» Short problem
Transcribe the records that follow in their entirety, omitting any pictures.

[Dataset records]
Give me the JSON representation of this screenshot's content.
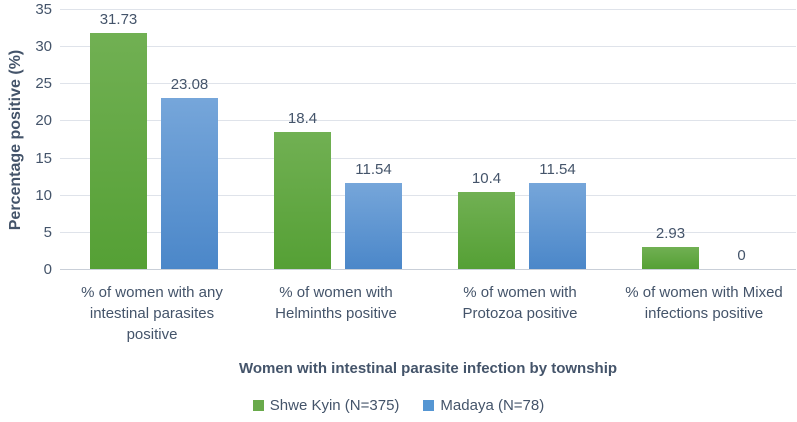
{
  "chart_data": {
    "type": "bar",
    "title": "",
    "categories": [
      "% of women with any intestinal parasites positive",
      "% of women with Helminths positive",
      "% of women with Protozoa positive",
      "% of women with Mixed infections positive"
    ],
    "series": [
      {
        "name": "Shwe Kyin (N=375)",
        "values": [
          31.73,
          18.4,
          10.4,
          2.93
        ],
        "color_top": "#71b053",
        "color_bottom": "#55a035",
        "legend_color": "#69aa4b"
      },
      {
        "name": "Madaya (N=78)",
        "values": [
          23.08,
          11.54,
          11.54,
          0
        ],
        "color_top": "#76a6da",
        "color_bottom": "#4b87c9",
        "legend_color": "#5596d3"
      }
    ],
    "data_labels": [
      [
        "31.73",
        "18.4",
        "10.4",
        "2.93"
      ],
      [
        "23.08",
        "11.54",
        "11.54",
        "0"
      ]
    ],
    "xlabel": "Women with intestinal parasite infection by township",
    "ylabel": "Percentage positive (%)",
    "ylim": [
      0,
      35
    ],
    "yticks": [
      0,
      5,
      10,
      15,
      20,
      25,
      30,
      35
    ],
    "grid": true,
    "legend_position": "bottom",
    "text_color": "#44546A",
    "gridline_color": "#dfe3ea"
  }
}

» Task output
Give me the JSON representation of this screenshot's content.
{
  "chart_data": {
    "type": "bar",
    "title": "",
    "categories": [
      "% of women with any intestinal parasites positive",
      "% of women with Helminths positive",
      "% of women with Protozoa positive",
      "% of women with Mixed infections positive"
    ],
    "series": [
      {
        "name": "Shwe Kyin (N=375)",
        "values": [
          31.73,
          18.4,
          10.4,
          2.93
        ],
        "color_top": "#71b053",
        "color_bottom": "#55a035",
        "legend_color": "#69aa4b"
      },
      {
        "name": "Madaya (N=78)",
        "values": [
          23.08,
          11.54,
          11.54,
          0
        ],
        "color_top": "#76a6da",
        "color_bottom": "#4b87c9",
        "legend_color": "#5596d3"
      }
    ],
    "data_labels": [
      [
        "31.73",
        "18.4",
        "10.4",
        "2.93"
      ],
      [
        "23.08",
        "11.54",
        "11.54",
        "0"
      ]
    ],
    "xlabel": "Women with intestinal parasite infection by township",
    "ylabel": "Percentage positive (%)",
    "ylim": [
      0,
      35
    ],
    "yticks": [
      0,
      5,
      10,
      15,
      20,
      25,
      30,
      35
    ],
    "grid": true,
    "legend_position": "bottom",
    "text_color": "#44546A",
    "gridline_color": "#dfe3ea"
  }
}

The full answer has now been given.